Saved entries

## BEGIN

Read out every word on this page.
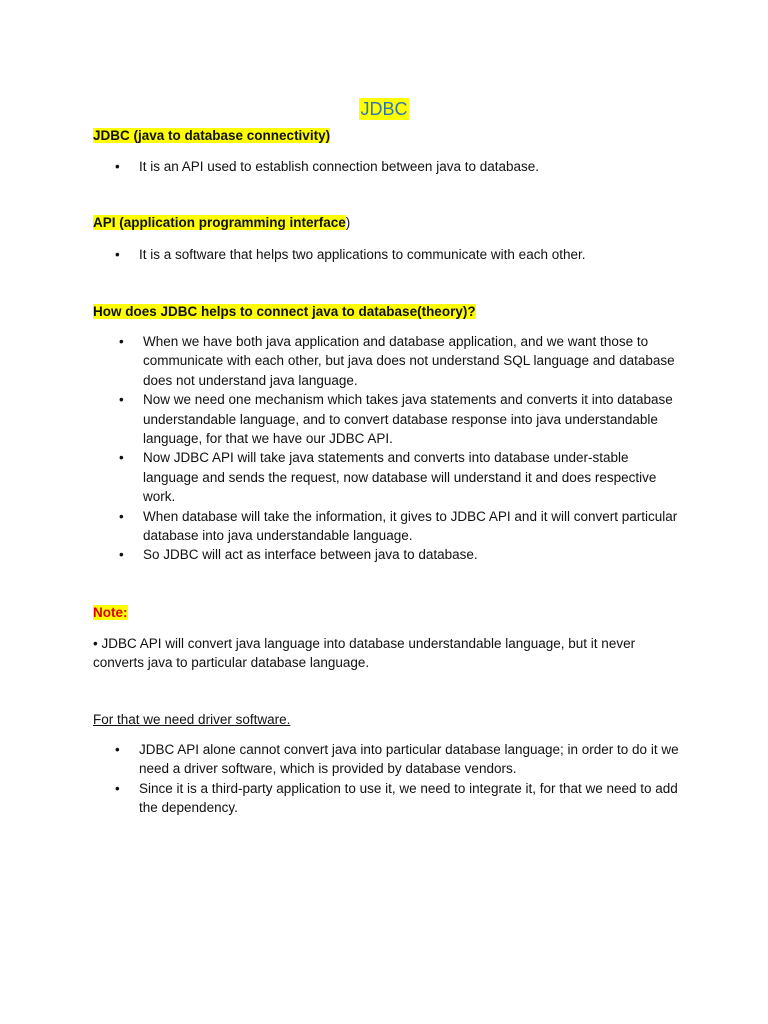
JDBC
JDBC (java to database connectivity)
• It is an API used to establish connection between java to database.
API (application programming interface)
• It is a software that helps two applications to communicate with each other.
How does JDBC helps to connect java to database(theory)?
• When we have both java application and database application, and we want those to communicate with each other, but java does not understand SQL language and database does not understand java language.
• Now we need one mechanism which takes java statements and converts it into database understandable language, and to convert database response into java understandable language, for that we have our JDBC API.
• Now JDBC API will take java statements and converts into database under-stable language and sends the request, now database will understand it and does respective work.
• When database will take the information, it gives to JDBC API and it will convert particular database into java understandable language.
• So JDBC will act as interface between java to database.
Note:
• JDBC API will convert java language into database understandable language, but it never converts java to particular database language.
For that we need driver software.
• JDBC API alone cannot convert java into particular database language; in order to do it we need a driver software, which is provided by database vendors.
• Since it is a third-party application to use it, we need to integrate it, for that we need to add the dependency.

## END
## BEGIN

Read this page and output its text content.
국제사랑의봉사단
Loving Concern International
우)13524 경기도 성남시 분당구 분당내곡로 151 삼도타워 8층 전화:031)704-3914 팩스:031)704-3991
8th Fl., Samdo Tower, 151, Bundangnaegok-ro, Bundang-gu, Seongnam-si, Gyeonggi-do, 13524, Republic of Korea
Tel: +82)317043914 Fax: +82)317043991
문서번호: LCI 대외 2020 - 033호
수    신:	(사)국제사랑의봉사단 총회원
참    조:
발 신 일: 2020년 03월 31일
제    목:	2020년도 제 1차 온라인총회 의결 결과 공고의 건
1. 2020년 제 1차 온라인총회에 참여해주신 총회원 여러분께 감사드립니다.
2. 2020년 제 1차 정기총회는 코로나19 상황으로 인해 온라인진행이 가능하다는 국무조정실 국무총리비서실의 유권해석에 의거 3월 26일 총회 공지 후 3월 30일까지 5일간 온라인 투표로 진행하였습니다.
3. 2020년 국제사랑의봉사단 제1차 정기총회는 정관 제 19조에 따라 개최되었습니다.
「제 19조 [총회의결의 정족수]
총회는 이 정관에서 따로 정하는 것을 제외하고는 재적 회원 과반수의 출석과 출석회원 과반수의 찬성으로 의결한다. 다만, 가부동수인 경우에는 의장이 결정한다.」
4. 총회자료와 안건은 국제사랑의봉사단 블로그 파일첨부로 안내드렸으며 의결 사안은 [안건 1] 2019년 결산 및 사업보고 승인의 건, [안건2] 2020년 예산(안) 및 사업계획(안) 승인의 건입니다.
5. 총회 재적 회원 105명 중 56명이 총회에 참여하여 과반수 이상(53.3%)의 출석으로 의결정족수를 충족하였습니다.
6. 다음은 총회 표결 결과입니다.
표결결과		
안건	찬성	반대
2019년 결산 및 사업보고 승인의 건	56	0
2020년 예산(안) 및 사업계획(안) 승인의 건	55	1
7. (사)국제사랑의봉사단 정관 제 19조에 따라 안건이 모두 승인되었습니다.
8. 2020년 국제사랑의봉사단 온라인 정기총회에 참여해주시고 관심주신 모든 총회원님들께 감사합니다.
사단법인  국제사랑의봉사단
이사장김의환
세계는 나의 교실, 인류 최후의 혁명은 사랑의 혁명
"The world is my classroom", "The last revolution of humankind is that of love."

## END

# [YOUR INSTRUCTIONS]
Gather all lines from the listing above in which "this" occurs.

# [ANSWER]
Read out every word on this page.
Read this page and output its text content.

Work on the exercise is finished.